:: Extracted data entries ::
— Begin —

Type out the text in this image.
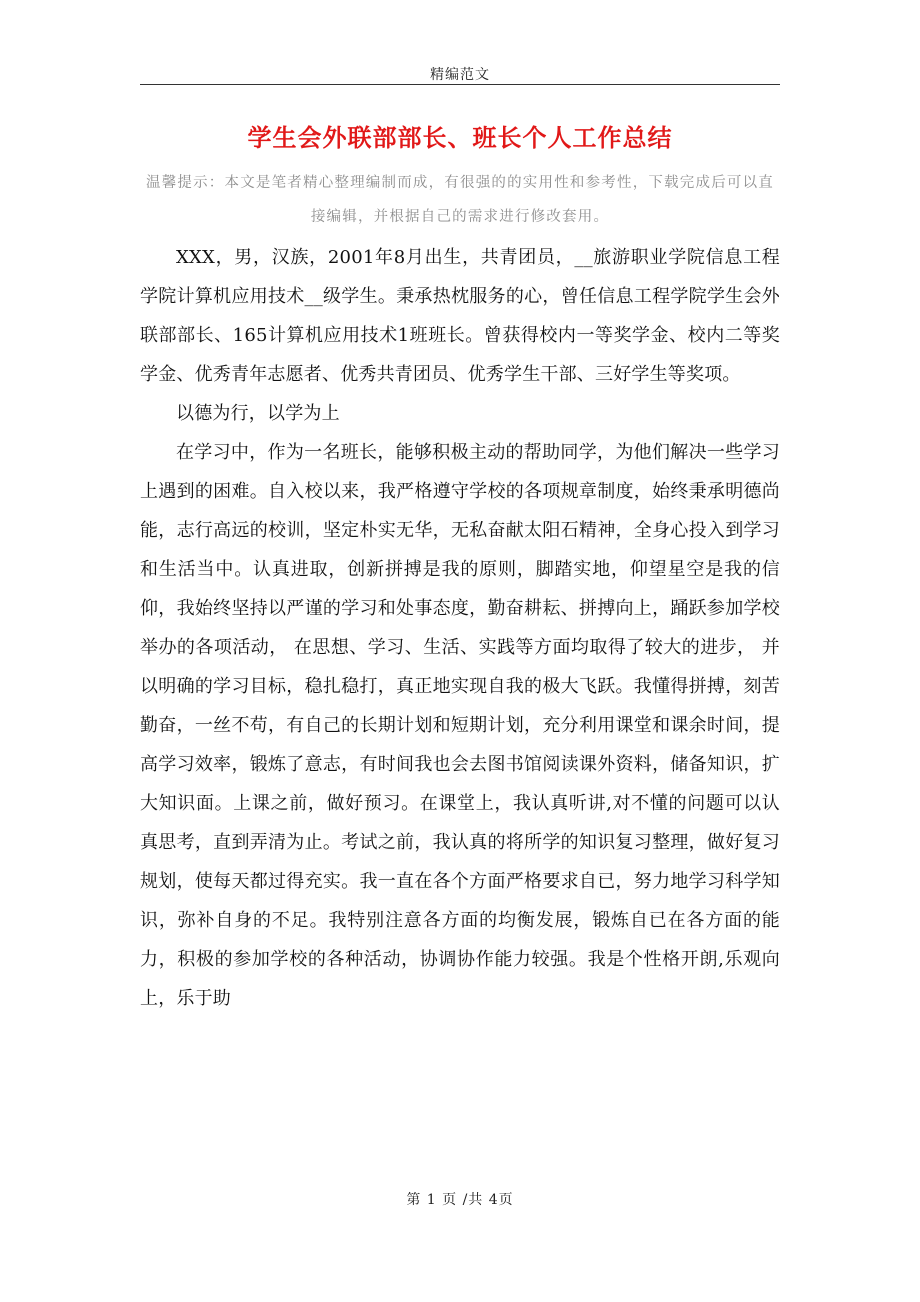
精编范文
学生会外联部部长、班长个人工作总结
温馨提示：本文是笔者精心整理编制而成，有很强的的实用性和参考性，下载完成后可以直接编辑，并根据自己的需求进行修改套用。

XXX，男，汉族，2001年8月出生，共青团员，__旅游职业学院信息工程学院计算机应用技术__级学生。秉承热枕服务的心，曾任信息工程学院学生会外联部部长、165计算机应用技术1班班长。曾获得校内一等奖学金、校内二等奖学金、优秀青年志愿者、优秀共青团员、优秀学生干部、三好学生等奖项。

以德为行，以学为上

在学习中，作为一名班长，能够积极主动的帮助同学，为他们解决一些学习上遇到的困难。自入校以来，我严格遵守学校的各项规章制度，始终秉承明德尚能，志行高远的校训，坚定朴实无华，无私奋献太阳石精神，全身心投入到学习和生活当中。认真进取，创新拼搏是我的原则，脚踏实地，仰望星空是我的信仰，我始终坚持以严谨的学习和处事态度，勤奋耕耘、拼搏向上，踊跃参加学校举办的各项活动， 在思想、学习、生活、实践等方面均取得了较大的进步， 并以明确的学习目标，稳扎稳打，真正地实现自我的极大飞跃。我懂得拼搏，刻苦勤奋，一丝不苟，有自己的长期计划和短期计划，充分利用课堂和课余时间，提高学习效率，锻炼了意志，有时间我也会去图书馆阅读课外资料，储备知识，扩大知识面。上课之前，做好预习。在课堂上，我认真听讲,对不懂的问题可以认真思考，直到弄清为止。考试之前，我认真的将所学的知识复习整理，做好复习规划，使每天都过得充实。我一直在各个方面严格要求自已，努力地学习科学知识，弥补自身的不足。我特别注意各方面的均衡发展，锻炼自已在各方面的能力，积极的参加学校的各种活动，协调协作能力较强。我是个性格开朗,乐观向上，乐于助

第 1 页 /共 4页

— End —

:: STATED PROBLEM ::
Omit the pictures and give the material again, exactly and in full.

:: SOLUTION FOR THIS PROBLEM ::
Type out the text in this image.
精编范文
学生会外联部部长、班长个人工作总结
温馨提示：本文是笔者精心整理编制而成，有很强的的实用性和参考性，下载完成后可以直接编辑，并根据自己的需求进行修改套用。

XXX，男，汉族，2001年8月出生，共青团员，__旅游职业学院信息工程学院计算机应用技术__级学生。秉承热枕服务的心，曾任信息工程学院学生会外联部部长、165计算机应用技术1班班长。曾获得校内一等奖学金、校内二等奖学金、优秀青年志愿者、优秀共青团员、优秀学生干部、三好学生等奖项。

以德为行，以学为上

在学习中，作为一名班长，能够积极主动的帮助同学，为他们解决一些学习上遇到的困难。自入校以来，我严格遵守学校的各项规章制度，始终秉承明德尚能，志行高远的校训，坚定朴实无华，无私奋献太阳石精神，全身心投入到学习和生活当中。认真进取，创新拼搏是我的原则，脚踏实地，仰望星空是我的信仰，我始终坚持以严谨的学习和处事态度，勤奋耕耘、拼搏向上，踊跃参加学校举办的各项活动， 在思想、学习、生活、实践等方面均取得了较大的进步， 并以明确的学习目标，稳扎稳打，真正地实现自我的极大飞跃。我懂得拼搏，刻苦勤奋，一丝不苟，有自己的长期计划和短期计划，充分利用课堂和课余时间，提高学习效率，锻炼了意志，有时间我也会去图书馆阅读课外资料，储备知识，扩大知识面。上课之前，做好预习。在课堂上，我认真听讲,对不懂的问题可以认真思考，直到弄清为止。考试之前，我认真的将所学的知识复习整理，做好复习规划，使每天都过得充实。我一直在各个方面严格要求自已，努力地学习科学知识，弥补自身的不足。我特别注意各方面的均衡发展，锻炼自已在各方面的能力，积极的参加学校的各种活动，协调协作能力较强。我是个性格开朗,乐观向上，乐于助

第 1 页 /共 4页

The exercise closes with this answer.